◆ GIVEN INSTRUCTION:
Scan the lines below for the word "装饰优质奖". Copy each line you find it in.

[Extracted records]
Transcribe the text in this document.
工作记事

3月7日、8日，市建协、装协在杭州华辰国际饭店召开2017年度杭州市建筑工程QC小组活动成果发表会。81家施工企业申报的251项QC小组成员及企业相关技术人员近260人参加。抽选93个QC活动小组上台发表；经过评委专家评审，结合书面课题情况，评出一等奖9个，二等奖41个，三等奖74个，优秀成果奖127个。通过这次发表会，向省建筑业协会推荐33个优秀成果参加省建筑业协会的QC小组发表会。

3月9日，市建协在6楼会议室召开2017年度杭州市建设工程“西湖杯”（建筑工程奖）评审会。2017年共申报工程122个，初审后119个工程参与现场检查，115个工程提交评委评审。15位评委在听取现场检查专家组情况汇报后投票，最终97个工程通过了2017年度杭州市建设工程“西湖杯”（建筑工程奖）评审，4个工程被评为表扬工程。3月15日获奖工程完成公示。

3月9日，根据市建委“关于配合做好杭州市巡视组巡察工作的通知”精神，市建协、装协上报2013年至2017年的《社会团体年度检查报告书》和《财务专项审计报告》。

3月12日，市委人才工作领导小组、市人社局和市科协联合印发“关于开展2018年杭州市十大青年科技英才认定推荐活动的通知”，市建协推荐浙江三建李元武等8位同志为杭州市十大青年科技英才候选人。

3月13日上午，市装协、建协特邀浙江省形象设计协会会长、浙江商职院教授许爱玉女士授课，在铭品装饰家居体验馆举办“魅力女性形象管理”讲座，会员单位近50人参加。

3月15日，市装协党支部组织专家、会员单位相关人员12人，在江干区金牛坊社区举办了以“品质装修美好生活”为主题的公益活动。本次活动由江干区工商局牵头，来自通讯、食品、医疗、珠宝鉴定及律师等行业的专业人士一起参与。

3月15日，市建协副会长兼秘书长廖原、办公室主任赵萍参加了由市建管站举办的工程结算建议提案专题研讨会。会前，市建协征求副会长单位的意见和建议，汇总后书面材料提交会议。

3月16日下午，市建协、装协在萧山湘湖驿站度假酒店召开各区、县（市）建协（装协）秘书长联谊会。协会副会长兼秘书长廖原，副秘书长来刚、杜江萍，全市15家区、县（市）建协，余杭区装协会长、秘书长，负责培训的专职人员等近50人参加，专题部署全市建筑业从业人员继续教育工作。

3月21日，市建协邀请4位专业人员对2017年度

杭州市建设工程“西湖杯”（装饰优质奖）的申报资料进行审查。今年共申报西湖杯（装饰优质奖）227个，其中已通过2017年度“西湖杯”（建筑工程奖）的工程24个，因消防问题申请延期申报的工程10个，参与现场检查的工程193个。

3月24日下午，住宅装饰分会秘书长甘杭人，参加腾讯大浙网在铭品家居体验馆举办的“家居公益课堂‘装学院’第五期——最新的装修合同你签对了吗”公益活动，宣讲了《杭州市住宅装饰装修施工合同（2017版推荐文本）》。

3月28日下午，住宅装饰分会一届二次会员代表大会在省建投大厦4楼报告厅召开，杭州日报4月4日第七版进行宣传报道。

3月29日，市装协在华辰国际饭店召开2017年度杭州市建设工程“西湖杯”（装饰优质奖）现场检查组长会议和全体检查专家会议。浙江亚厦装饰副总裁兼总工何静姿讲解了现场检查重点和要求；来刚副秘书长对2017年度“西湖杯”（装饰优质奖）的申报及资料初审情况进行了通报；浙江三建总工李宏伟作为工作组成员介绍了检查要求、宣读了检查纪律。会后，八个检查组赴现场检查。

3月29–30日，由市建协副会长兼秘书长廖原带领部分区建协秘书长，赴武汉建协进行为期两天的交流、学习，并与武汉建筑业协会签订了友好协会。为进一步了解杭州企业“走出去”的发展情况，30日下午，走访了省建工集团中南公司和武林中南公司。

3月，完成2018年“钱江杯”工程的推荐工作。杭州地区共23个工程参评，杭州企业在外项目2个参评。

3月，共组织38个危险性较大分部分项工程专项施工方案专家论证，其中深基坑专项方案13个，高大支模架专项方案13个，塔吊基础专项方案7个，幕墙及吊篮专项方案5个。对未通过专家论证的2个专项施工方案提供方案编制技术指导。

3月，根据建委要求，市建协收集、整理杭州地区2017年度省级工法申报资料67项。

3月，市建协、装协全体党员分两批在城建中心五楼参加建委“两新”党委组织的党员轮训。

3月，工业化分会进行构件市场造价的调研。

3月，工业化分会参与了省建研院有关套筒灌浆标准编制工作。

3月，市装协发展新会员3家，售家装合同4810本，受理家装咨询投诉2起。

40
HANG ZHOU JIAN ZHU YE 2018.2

◆ SOLUTION TO THE PROBLEM:
杭州市建设工程“西湖杯”（装饰优质奖）的申报资料进行审查。今年共申报西湖杯（装饰优质奖）227个，其中已通过2017年度“西湖杯”（建筑工程奖）的工程24个，因消防问题申请延期申报的工程10个，参与现场检查的工程193个。
3月29日，市装协在华辰国际饭店召开2017年度杭州市建设工程“西湖杯”（装饰优质奖）现场检查组长会议和全体检查专家会议。浙江亚厦装饰副总裁兼总工何静姿讲解了现场检查重点和要求；来刚副秘书长对2017年度“西湖杯”（装饰优质奖）的申报及资料初审情况进行了通报；浙江三建总工李宏伟作为工作组成员介绍了检查要求、宣读了检查纪律。会后，八个检查组赴现场检查。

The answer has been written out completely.